Can you write out all the lines word for word, with no pictures?

# Start of Provided records

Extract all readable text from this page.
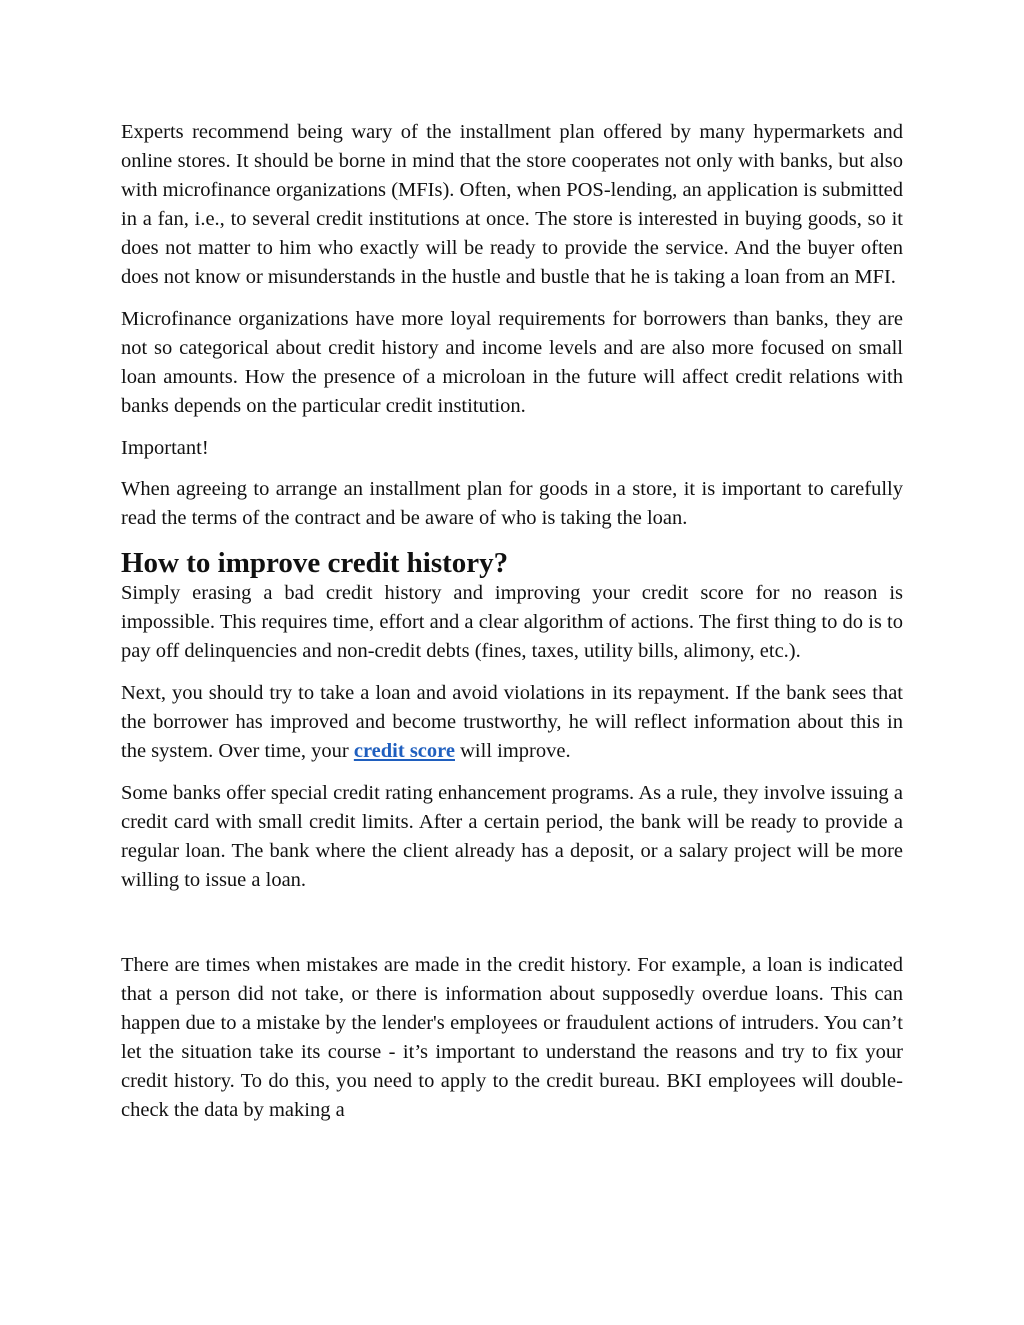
Experts recommend being wary of the installment plan offered by many hypermarkets and online stores. It should be borne in mind that the store cooperates not only with banks, but also with microfinance organizations (MFIs). Often, when POS-lending, an application is submitted in a fan, i.e., to several credit institutions at once. The store is interested in buying goods, so it does not matter to him who exactly will be ready to provide the service. And the buyer often does not know or misunderstands in the hustle and bustle that he is taking a loan from an MFI.

Microfinance organizations have more loyal requirements for borrowers than banks, they are not so categorical about credit history and income levels and are also more focused on small loan amounts. How the presence of a microloan in the future will affect credit relations with banks depends on the particular credit institution.

Important!

When agreeing to arrange an installment plan for goods in a store, it is important to carefully read the terms of the contract and be aware of who is taking the loan.

How to improve credit history?

Simply erasing a bad credit history and improving your credit score for no reason is impossible. This requires time, effort and a clear algorithm of actions. The first thing to do is to pay off delinquencies and non-credit debts (fines, taxes, utility bills, alimony, etc.).

Next, you should try to take a loan and avoid violations in its repayment. If the bank sees that the borrower has improved and become trustworthy, he will reflect information about this in the system. Over time, your credit score will improve.

Some banks offer special credit rating enhancement programs. As a rule, they involve issuing a credit card with small credit limits. After a certain period, the bank will be ready to provide a regular loan. The bank where the client already has a deposit, or a salary project will be more willing to issue a loan.

There are times when mistakes are made in the credit history. For example, a loan is indicated that a person did not take, or there is information about supposedly overdue loans. This can happen due to a mistake by the lender's employees or fraudulent actions of intruders. You can’t let the situation take its course - it’s important to understand the reasons and try to fix your credit history. To do this, you need to apply to the credit bureau. BKI employees will double-check the data by making a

# End of Provided records

■ **Task result**:
Extract all readable text from this page.
Experts recommend being wary of the installment plan offered by many hypermarkets and online stores. It should be borne in mind that the store cooperates not only with banks, but also with microfinance organizations (MFIs). Often, when POS-lending, an application is submitted in a fan, i.e., to several credit institutions at once. The store is interested in buying goods, so it does not matter to him who exactly will be ready to provide the service. And the buyer often does not know or misunderstands in the hustle and bustle that he is taking a loan from an MFI.

Microfinance organizations have more loyal requirements for borrowers than banks, they are not so categorical about credit history and income levels and are also more focused on small loan amounts. How the presence of a microloan in the future will affect credit relations with banks depends on the particular credit institution.

Important!

When agreeing to arrange an installment plan for goods in a store, it is important to carefully read the terms of the contract and be aware of who is taking the loan.

How to improve credit history?

Simply erasing a bad credit history and improving your credit score for no reason is impossible. This requires time, effort and a clear algorithm of actions. The first thing to do is to pay off delinquencies and non-credit debts (fines, taxes, utility bills, alimony, etc.).

Next, you should try to take a loan and avoid violations in its repayment. If the bank sees that the borrower has improved and become trustworthy, he will reflect information about this in the system. Over time, your credit score will improve.

Some banks offer special credit rating enhancement programs. As a rule, they involve issuing a credit card with small credit limits. After a certain period, the bank will be ready to provide a regular loan. The bank where the client already has a deposit, or a salary project will be more willing to issue a loan.

There are times when mistakes are made in the credit history. For example, a loan is indicated that a person did not take, or there is information about supposedly overdue loans. This can happen due to a mistake by the lender's employees or fraudulent actions of intruders. You can’t let the situation take its course - it’s important to understand the reasons and try to fix your credit history. To do this, you need to apply to the credit bureau. BKI employees will double-check the data by making a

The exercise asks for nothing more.